Structured figure records
_ _ _ _

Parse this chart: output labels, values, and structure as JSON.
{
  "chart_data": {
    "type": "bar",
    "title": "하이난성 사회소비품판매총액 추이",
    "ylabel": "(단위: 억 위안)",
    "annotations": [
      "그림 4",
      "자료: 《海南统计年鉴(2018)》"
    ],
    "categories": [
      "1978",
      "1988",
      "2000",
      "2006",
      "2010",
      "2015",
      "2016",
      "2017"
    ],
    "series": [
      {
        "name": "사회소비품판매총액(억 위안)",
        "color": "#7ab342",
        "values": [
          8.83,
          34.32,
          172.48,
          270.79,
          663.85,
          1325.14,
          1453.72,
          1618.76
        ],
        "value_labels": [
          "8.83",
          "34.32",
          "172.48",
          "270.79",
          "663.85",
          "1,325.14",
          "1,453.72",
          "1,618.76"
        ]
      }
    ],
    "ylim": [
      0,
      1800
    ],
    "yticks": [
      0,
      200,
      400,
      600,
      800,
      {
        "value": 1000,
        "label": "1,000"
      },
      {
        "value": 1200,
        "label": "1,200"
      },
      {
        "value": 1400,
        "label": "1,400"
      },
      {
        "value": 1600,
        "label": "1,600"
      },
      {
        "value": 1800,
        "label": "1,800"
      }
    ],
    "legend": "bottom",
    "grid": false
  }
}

_ _ _ _

[Stated task]
Gather and return every line that holds the string "values".

[Response to the task]
Parse this chart: output labels, values, and structure as JSON.
        "values": [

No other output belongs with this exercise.